**Problem description**: Please count the lines in the listing below that contain the string "front", treating uppercase and lowercase as different, and give only the number.

* begin Materials provided *

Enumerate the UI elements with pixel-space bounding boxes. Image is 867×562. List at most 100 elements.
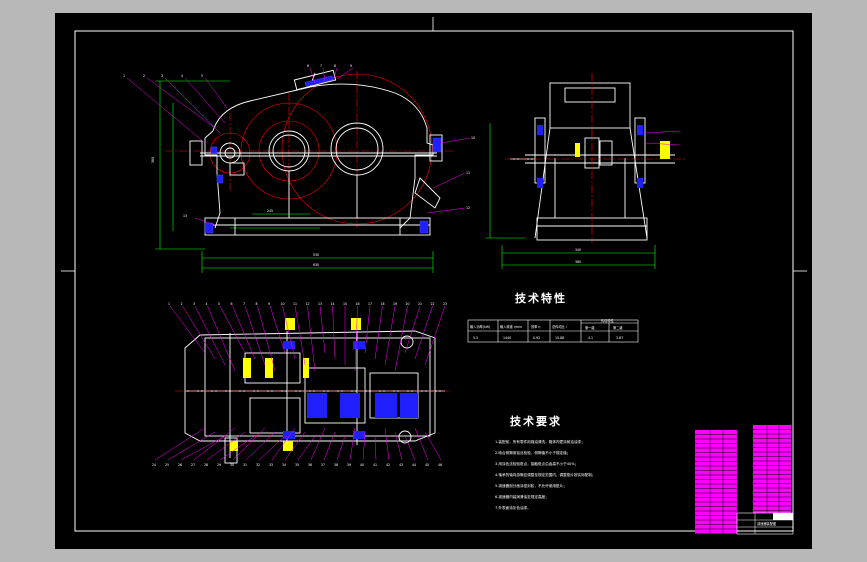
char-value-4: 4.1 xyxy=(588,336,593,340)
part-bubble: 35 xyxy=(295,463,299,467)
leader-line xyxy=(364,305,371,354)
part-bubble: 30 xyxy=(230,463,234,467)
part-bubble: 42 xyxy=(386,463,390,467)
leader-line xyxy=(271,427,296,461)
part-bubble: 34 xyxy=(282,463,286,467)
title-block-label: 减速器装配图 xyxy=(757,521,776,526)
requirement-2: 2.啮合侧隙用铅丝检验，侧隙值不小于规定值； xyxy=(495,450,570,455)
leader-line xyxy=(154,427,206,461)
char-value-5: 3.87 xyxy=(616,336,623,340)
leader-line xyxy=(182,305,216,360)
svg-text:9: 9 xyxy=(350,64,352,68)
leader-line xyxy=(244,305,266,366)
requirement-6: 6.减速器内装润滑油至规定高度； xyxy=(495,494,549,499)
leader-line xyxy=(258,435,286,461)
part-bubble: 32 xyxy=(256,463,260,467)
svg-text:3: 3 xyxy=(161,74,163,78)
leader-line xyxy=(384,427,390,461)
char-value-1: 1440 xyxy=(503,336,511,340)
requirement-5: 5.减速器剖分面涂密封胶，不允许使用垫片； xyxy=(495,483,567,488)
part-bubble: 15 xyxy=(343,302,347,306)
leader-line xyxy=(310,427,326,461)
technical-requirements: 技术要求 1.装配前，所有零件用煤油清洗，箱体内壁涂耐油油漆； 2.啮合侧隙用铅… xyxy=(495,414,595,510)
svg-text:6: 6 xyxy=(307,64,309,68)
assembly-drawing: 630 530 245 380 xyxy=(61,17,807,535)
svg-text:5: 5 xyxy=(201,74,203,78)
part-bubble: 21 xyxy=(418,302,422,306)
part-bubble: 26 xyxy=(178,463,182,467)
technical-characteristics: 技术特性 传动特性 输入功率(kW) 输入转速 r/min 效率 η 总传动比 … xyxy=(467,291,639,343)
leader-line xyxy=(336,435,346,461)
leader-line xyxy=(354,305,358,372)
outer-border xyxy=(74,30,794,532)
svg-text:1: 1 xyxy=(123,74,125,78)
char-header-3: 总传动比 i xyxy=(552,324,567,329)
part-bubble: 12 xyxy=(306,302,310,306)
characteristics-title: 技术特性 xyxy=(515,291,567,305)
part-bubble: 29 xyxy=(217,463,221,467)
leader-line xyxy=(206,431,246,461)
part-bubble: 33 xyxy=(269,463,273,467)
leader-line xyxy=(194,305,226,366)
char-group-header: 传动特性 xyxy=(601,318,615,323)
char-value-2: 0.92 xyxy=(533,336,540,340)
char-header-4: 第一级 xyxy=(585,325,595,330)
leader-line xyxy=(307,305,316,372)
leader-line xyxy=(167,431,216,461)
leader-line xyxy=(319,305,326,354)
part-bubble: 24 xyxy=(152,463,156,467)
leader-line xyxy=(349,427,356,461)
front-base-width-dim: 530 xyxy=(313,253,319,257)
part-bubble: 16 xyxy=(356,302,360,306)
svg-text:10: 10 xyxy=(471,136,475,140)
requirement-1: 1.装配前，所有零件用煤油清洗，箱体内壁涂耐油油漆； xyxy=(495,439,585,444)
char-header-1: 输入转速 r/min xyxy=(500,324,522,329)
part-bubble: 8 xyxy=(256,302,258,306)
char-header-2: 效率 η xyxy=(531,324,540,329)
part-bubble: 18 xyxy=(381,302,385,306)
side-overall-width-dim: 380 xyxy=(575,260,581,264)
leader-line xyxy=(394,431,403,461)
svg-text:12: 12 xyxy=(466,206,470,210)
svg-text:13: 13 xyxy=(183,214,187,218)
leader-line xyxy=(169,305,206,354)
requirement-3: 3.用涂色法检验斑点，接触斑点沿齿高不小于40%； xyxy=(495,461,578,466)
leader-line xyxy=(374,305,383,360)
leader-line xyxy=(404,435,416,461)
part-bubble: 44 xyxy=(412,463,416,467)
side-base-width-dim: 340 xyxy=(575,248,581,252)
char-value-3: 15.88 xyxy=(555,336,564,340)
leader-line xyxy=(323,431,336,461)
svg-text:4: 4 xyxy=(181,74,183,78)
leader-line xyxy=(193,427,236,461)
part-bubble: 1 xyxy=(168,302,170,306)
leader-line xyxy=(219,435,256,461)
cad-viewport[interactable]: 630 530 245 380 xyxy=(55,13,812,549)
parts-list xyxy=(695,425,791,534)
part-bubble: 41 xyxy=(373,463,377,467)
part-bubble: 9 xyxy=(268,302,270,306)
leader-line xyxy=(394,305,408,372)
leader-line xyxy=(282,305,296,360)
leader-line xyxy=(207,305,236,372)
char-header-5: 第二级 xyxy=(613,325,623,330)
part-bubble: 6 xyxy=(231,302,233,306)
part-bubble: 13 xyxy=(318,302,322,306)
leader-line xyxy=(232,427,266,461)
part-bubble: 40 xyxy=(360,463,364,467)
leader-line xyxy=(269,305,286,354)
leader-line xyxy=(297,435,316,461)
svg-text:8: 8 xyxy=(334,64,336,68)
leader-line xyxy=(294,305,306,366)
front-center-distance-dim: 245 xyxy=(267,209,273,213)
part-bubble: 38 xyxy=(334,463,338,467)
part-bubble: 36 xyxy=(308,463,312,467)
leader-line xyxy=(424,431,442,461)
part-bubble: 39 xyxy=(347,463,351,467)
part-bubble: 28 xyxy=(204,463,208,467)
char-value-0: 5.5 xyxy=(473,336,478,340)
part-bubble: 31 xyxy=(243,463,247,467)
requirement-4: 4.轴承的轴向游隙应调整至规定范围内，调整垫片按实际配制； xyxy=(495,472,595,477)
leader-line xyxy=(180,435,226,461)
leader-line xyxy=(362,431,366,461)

* end Materials provided *
* begin Materials provided *

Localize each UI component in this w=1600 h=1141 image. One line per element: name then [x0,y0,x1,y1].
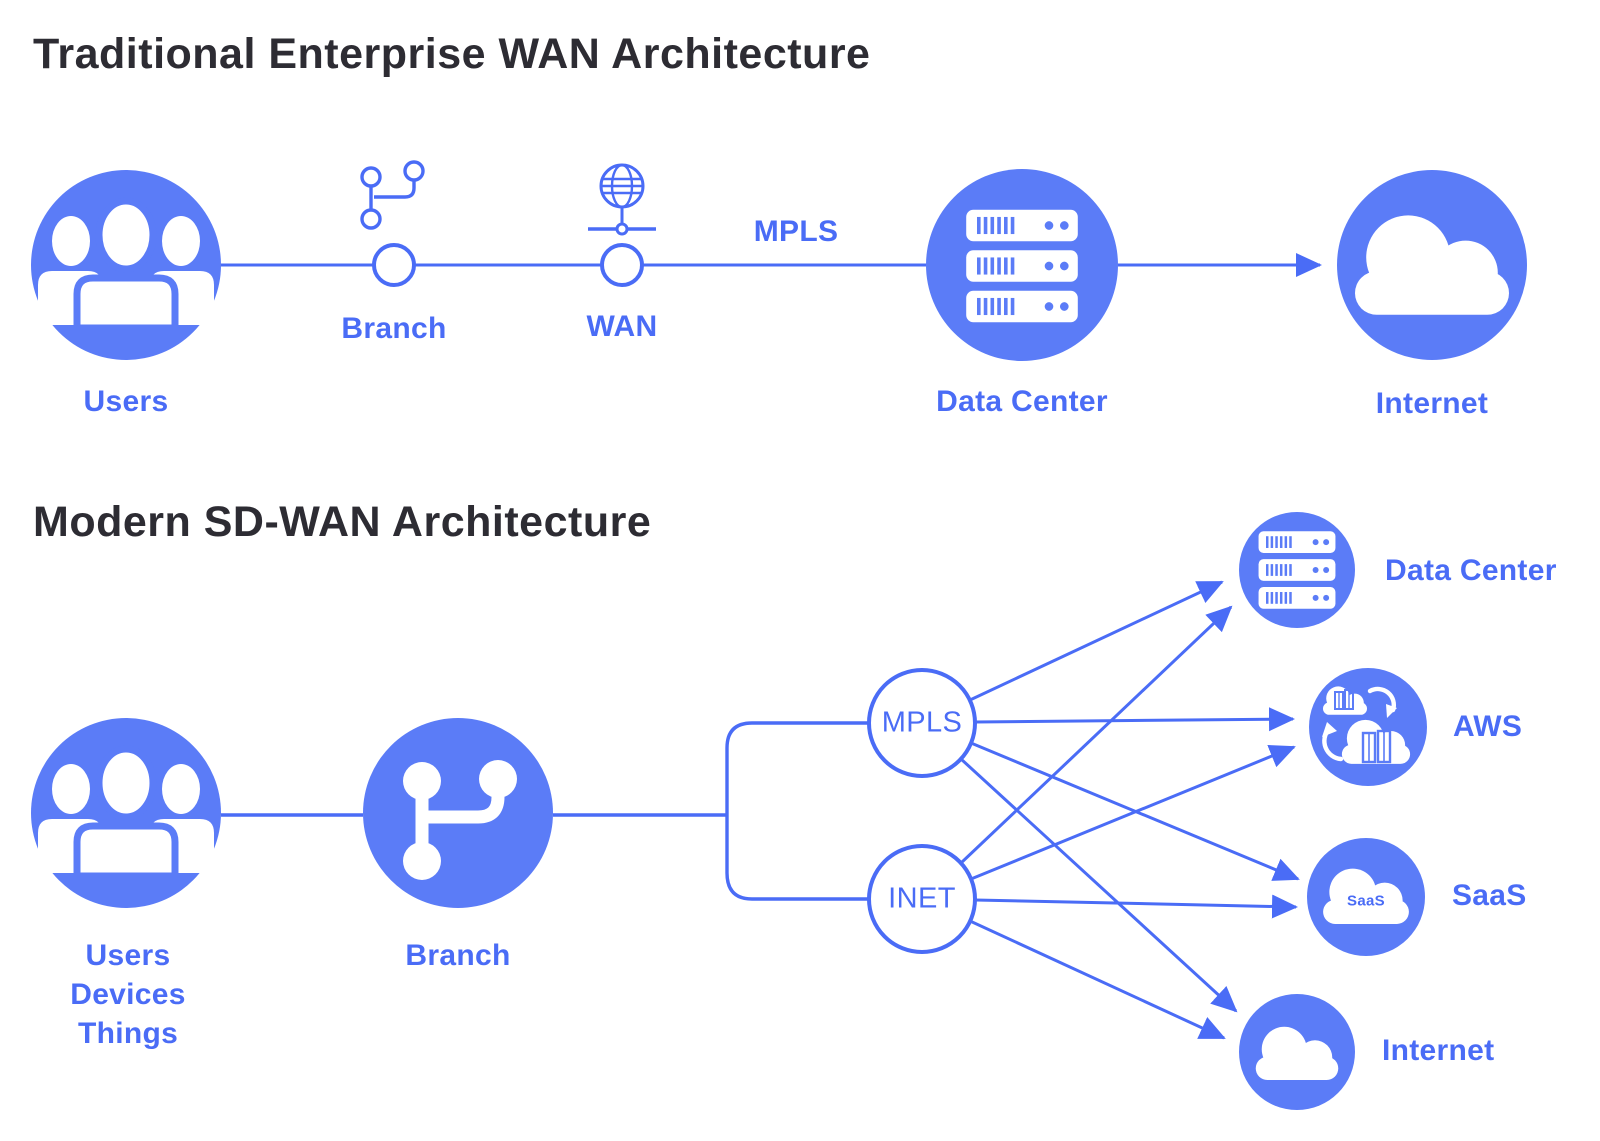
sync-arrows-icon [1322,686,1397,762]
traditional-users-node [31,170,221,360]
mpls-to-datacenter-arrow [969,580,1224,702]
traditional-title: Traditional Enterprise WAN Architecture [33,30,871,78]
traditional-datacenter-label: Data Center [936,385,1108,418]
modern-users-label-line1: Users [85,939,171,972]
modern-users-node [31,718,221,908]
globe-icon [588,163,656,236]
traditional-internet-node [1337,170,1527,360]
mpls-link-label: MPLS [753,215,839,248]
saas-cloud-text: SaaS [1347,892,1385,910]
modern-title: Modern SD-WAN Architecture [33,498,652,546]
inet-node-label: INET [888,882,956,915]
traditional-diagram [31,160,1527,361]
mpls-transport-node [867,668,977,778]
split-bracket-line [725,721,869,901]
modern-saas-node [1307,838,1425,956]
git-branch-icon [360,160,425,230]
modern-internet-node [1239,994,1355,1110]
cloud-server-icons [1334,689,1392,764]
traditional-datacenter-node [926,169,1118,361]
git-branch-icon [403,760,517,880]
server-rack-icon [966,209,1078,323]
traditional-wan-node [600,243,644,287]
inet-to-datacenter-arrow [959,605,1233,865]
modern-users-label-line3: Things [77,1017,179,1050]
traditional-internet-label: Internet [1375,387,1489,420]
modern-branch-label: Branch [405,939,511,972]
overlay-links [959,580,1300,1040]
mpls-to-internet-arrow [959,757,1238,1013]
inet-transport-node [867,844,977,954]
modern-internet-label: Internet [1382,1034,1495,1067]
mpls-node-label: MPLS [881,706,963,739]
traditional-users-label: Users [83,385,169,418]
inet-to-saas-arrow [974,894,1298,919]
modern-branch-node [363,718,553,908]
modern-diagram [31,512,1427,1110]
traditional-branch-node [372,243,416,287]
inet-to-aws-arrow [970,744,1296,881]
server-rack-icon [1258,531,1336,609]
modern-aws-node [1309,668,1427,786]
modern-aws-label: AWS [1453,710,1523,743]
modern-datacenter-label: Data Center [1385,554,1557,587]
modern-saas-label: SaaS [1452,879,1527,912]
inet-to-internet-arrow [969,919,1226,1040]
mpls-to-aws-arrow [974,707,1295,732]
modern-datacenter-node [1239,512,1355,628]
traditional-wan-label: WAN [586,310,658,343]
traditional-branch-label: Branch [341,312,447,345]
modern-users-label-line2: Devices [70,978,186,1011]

* end Materials provided *

**Task response**: 2